[Task objective] Transcribe the listing verbatim. Do not carry over any pictures.

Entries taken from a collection
* start *

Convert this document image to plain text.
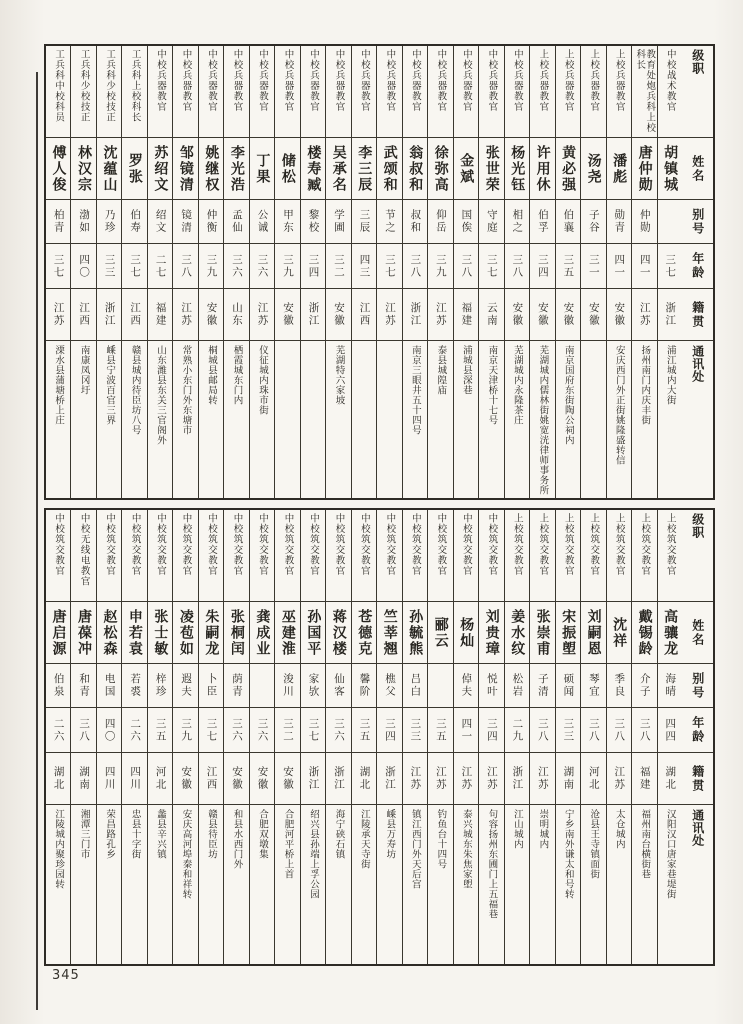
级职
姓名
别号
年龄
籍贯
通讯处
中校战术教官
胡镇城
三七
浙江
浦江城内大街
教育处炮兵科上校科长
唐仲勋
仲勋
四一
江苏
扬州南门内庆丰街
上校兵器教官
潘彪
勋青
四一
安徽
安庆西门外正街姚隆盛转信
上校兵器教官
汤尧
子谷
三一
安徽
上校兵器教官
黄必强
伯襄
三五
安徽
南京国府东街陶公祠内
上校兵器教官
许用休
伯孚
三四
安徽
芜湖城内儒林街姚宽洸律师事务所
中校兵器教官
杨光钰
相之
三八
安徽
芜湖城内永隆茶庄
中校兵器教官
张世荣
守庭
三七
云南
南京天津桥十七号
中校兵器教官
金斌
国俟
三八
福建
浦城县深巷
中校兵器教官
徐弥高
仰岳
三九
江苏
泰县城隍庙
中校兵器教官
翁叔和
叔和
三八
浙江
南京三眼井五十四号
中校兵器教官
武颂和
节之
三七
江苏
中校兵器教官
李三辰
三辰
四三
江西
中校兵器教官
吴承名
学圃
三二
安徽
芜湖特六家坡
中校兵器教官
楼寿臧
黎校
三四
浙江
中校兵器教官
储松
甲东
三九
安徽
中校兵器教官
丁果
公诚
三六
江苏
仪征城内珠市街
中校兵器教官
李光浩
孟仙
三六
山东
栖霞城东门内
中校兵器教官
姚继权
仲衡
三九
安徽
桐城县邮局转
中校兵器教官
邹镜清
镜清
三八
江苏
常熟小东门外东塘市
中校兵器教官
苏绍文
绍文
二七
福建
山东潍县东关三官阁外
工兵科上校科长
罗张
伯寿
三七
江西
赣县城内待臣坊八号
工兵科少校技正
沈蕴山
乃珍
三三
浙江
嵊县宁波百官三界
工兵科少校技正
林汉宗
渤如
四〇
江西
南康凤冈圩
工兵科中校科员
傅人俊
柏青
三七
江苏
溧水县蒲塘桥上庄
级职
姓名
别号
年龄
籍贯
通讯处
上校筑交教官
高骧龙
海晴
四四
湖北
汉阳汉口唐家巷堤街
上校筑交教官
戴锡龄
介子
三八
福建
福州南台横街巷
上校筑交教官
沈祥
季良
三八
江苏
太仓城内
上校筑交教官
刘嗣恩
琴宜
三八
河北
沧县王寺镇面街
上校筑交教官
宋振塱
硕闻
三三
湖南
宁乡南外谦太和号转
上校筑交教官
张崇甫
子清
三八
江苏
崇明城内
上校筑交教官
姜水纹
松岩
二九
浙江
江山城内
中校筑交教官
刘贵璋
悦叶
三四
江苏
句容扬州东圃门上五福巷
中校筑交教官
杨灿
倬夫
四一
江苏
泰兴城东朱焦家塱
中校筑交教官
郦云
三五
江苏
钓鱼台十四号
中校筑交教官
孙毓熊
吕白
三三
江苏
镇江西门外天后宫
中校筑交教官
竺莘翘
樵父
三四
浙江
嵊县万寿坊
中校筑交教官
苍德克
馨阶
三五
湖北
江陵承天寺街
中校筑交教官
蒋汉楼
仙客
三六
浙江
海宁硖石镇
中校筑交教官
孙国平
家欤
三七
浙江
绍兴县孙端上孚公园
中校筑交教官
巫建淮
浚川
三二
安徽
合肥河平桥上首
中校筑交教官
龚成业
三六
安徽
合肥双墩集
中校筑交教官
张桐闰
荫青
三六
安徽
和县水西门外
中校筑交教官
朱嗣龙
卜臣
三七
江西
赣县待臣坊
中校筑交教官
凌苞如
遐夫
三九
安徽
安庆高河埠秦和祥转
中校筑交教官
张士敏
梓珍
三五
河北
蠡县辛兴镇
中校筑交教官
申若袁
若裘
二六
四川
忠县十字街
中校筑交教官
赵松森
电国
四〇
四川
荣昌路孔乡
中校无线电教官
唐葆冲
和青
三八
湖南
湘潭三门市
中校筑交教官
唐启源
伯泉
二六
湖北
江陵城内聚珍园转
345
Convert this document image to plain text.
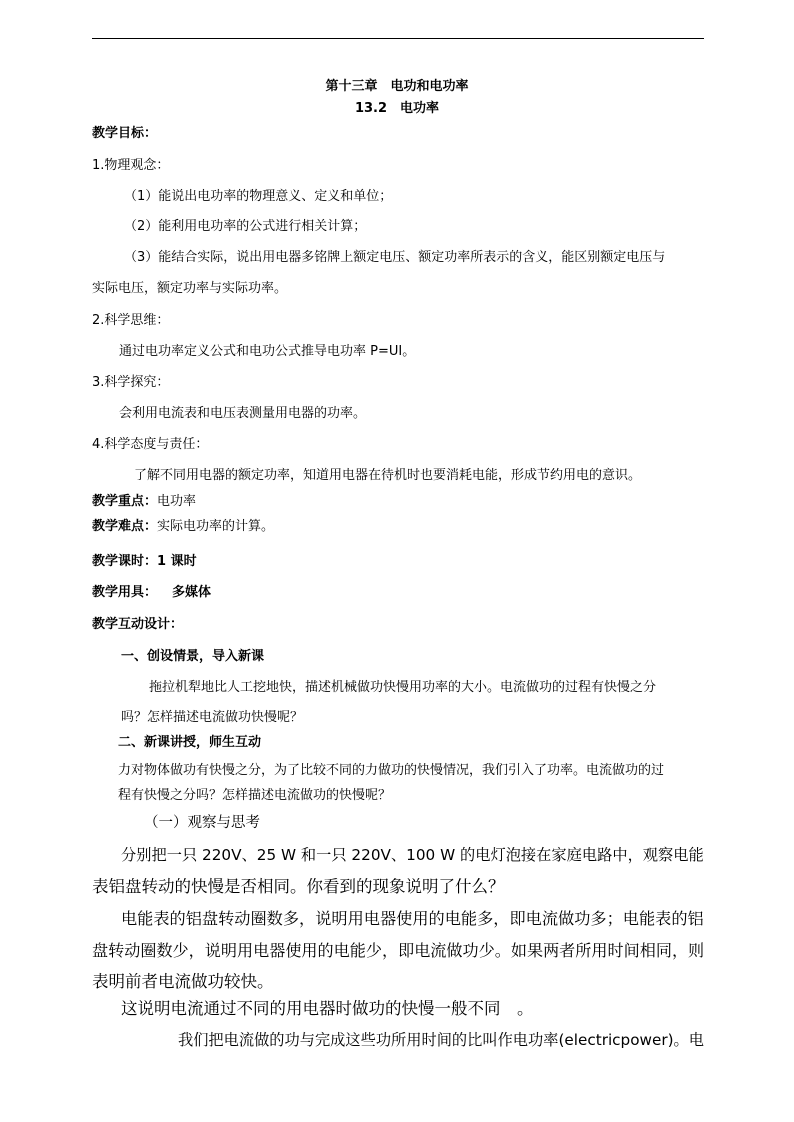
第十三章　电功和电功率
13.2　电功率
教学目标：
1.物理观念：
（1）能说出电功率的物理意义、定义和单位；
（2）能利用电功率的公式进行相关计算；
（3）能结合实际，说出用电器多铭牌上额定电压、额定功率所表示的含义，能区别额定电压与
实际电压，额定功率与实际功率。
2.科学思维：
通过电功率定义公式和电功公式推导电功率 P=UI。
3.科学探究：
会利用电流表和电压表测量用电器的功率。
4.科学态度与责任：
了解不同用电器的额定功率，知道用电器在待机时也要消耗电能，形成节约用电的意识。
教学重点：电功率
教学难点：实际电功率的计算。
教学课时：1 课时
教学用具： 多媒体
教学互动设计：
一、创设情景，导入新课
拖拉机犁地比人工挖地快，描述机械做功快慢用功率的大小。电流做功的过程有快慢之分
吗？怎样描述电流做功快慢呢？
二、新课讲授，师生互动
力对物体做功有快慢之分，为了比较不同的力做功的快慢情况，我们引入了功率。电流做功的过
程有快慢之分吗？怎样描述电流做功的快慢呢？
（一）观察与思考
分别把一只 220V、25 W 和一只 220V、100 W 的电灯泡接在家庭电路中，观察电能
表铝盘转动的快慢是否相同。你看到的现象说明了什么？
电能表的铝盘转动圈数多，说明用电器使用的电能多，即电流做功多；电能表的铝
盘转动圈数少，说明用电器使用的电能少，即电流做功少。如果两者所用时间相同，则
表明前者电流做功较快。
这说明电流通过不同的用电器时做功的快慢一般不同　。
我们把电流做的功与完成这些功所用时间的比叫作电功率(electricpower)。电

* end *

[Worked answer]
Convert this document image to plain text.
级职
姓名
别号
年龄
籍贯
通讯处
中校战术教官
胡镇城
三七
浙江
浦江城内大街
教育处炮兵科上校科长
唐仲勋
仲勋
四一
江苏
扬州南门内庆丰街
上校兵器教官
潘彪
勋青
四一
安徽
安庆西门外正街姚隆盛转信
上校兵器教官
汤尧
子谷
三一
安徽
上校兵器教官
黄必强
伯襄
三五
安徽
南京国府东街陶公祠内
上校兵器教官
许用休
伯孚
三四
安徽
芜湖城内儒林街姚宽洸律师事务所
中校兵器教官
杨光钰
相之
三八
安徽
芜湖城内永隆茶庄
中校兵器教官
张世荣
守庭
三七
云南
南京天津桥十七号
中校兵器教官
金斌
国俟
三八
福建
浦城县深巷
中校兵器教官
徐弥高
仰岳
三九
江苏
泰县城隍庙
中校兵器教官
翁叔和
叔和
三八
浙江
南京三眼井五十四号
中校兵器教官
武颂和
节之
三七
江苏
中校兵器教官
李三辰
三辰
四三
江西
中校兵器教官
吴承名
学圃
三二
安徽
芜湖特六家坡
中校兵器教官
楼寿臧
黎校
三四
浙江
中校兵器教官
储松
甲东
三九
安徽
中校兵器教官
丁果
公诚
三六
江苏
仪征城内珠市街
中校兵器教官
李光浩
孟仙
三六
山东
栖霞城东门内
中校兵器教官
姚继权
仲衡
三九
安徽
桐城县邮局转
中校兵器教官
邹镜清
镜清
三八
江苏
常熟小东门外东塘市
中校兵器教官
苏绍文
绍文
二七
福建
山东潍县东关三官阁外
工兵科上校科长
罗张
伯寿
三七
江西
赣县城内待臣坊八号
工兵科少校技正
沈蕴山
乃珍
三三
浙江
嵊县宁波百官三界
工兵科少校技正
林汉宗
渤如
四〇
江西
南康凤冈圩
工兵科中校科员
傅人俊
柏青
三七
江苏
溧水县蒲塘桥上庄
级职
姓名
别号
年龄
籍贯
通讯处
上校筑交教官
高骧龙
海晴
四四
湖北
汉阳汉口唐家巷堤街
上校筑交教官
戴锡龄
介子
三八
福建
福州南台横街巷
上校筑交教官
沈祥
季良
三八
江苏
太仓城内
上校筑交教官
刘嗣恩
琴宜
三八
河北
沧县王寺镇面街
上校筑交教官
宋振塱
硕闻
三三
湖南
宁乡南外谦太和号转
上校筑交教官
张崇甫
子清
三八
江苏
崇明城内
上校筑交教官
姜水纹
松岩
二九
浙江
江山城内
中校筑交教官
刘贵璋
悦叶
三四
江苏
句容扬州东圃门上五福巷
中校筑交教官
杨灿
倬夫
四一
江苏
泰兴城东朱焦家塱
中校筑交教官
郦云
三五
江苏
钓鱼台十四号
中校筑交教官
孙毓熊
吕白
三三
江苏
镇江西门外天后宫
中校筑交教官
竺莘翘
樵父
三四
浙江
嵊县万寿坊
中校筑交教官
苍德克
馨阶
三五
湖北
江陵承天寺街
中校筑交教官
蒋汉楼
仙客
三六
浙江
海宁硖石镇
中校筑交教官
孙国平
家欤
三七
浙江
绍兴县孙端上孚公园
中校筑交教官
巫建淮
浚川
三二
安徽
合肥河平桥上首
中校筑交教官
龚成业
三六
安徽
合肥双墩集
中校筑交教官
张桐闰
荫青
三六
安徽
和县水西门外
中校筑交教官
朱嗣龙
卜臣
三七
江西
赣县待臣坊
中校筑交教官
凌苞如
遐夫
三九
安徽
安庆高河埠秦和祥转
中校筑交教官
张士敏
梓珍
三五
河北
蠡县辛兴镇
中校筑交教官
申若袁
若裘
二六
四川
忠县十字街
中校筑交教官
赵松森
电国
四〇
四川
荣昌路孔乡
中校无线电教官
唐葆冲
和青
三八
湖南
湘潭三门市
中校筑交教官
唐启源
伯泉
二六
湖北
江陵城内聚珍园转
345
Convert this document image to plain text.
第十三章　电功和电功率
13.2　电功率
教学目标：
1.物理观念：
（1）能说出电功率的物理意义、定义和单位；
（2）能利用电功率的公式进行相关计算；
（3）能结合实际，说出用电器多铭牌上额定电压、额定功率所表示的含义，能区别额定电压与
实际电压，额定功率与实际功率。
2.科学思维：
通过电功率定义公式和电功公式推导电功率 P=UI。
3.科学探究：
会利用电流表和电压表测量用电器的功率。
4.科学态度与责任：
了解不同用电器的额定功率，知道用电器在待机时也要消耗电能，形成节约用电的意识。
教学重点：电功率
教学难点：实际电功率的计算。
教学课时：1 课时
教学用具： 多媒体
教学互动设计：
一、创设情景，导入新课
拖拉机犁地比人工挖地快，描述机械做功快慢用功率的大小。电流做功的过程有快慢之分
吗？怎样描述电流做功快慢呢？
二、新课讲授，师生互动
力对物体做功有快慢之分，为了比较不同的力做功的快慢情况，我们引入了功率。电流做功的过
程有快慢之分吗？怎样描述电流做功的快慢呢？
（一）观察与思考
分别把一只 220V、25 W 和一只 220V、100 W 的电灯泡接在家庭电路中，观察电能
表铝盘转动的快慢是否相同。你看到的现象说明了什么？
电能表的铝盘转动圈数多，说明用电器使用的电能多，即电流做功多；电能表的铝
盘转动圈数少，说明用电器使用的电能少，即电流做功少。如果两者所用时间相同，则
表明前者电流做功较快。
这说明电流通过不同的用电器时做功的快慢一般不同　。
我们把电流做的功与完成这些功所用时间的比叫作电功率(electricpower)。电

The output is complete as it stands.